Records from a data source:
• • • • •
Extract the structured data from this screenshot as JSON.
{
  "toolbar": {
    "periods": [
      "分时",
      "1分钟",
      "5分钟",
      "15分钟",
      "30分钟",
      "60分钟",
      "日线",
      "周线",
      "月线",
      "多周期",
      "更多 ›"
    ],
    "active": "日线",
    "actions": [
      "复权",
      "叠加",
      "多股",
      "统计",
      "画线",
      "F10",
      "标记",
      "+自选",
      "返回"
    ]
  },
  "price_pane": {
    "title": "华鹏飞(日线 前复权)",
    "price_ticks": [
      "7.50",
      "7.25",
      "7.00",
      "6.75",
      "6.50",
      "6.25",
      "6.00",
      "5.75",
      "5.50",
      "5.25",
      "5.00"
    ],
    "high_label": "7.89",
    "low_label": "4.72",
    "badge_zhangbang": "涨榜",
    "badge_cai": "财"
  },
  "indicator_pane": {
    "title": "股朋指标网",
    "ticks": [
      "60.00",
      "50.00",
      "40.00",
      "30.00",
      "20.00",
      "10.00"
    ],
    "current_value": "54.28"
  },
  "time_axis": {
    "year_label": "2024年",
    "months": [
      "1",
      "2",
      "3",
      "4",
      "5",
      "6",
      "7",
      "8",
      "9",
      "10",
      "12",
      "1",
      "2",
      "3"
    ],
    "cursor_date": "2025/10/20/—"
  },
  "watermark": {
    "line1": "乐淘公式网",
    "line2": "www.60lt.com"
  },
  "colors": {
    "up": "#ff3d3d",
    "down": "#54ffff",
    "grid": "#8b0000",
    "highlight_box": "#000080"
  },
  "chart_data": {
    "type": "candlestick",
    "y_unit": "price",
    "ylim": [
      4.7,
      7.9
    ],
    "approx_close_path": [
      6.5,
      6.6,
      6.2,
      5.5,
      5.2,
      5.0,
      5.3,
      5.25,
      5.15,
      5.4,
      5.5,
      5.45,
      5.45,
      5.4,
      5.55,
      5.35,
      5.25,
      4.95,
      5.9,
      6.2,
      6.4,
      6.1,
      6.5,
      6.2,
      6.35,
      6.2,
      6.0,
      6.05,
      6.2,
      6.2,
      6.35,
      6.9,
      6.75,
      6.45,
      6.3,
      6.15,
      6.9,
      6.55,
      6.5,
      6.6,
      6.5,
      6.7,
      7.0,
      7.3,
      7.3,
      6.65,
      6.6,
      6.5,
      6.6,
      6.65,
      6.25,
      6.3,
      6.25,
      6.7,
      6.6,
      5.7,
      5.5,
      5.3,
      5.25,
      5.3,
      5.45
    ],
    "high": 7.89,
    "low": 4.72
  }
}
• • • • •
Request:
Show the data once more, exactly as it was written.

Correct answer:
Extract the structured data from this screenshot as JSON.
{
  "toolbar": {
    "periods": [
      "分时",
      "1分钟",
      "5分钟",
      "15分钟",
      "30分钟",
      "60分钟",
      "日线",
      "周线",
      "月线",
      "多周期",
      "更多 ›"
    ],
    "active": "日线",
    "actions": [
      "复权",
      "叠加",
      "多股",
      "统计",
      "画线",
      "F10",
      "标记",
      "+自选",
      "返回"
    ]
  },
  "price_pane": {
    "title": "华鹏飞(日线 前复权)",
    "price_ticks": [
      "7.50",
      "7.25",
      "7.00",
      "6.75",
      "6.50",
      "6.25",
      "6.00",
      "5.75",
      "5.50",
      "5.25",
      "5.00"
    ],
    "high_label": "7.89",
    "low_label": "4.72",
    "badge_zhangbang": "涨榜",
    "badge_cai": "财"
  },
  "indicator_pane": {
    "title": "股朋指标网",
    "ticks": [
      "60.00",
      "50.00",
      "40.00",
      "30.00",
      "20.00",
      "10.00"
    ],
    "current_value": "54.28"
  },
  "time_axis": {
    "year_label": "2024年",
    "months": [
      "1",
      "2",
      "3",
      "4",
      "5",
      "6",
      "7",
      "8",
      "9",
      "10",
      "12",
      "1",
      "2",
      "3"
    ],
    "cursor_date": "2025/10/20/—"
  },
  "watermark": {
    "line1": "乐淘公式网",
    "line2": "www.60lt.com"
  },
  "colors": {
    "up": "#ff3d3d",
    "down": "#54ffff",
    "grid": "#8b0000",
    "highlight_box": "#000080"
  },
  "chart_data": {
    "type": "candlestick",
    "y_unit": "price",
    "ylim": [
      4.7,
      7.9
    ],
    "approx_close_path": [
      6.5,
      6.6,
      6.2,
      5.5,
      5.2,
      5.0,
      5.3,
      5.25,
      5.15,
      5.4,
      5.5,
      5.45,
      5.45,
      5.4,
      5.55,
      5.35,
      5.25,
      4.95,
      5.9,
      6.2,
      6.4,
      6.1,
      6.5,
      6.2,
      6.35,
      6.2,
      6.0,
      6.05,
      6.2,
      6.2,
      6.35,
      6.9,
      6.75,
      6.45,
      6.3,
      6.15,
      6.9,
      6.55,
      6.5,
      6.6,
      6.5,
      6.7,
      7.0,
      7.3,
      7.3,
      6.65,
      6.6,
      6.5,
      6.6,
      6.65,
      6.25,
      6.3,
      6.25,
      6.7,
      6.6,
      5.7,
      5.5,
      5.3,
      5.25,
      5.3,
      5.45
    ],
    "high": 7.89,
    "low": 4.72
  }
}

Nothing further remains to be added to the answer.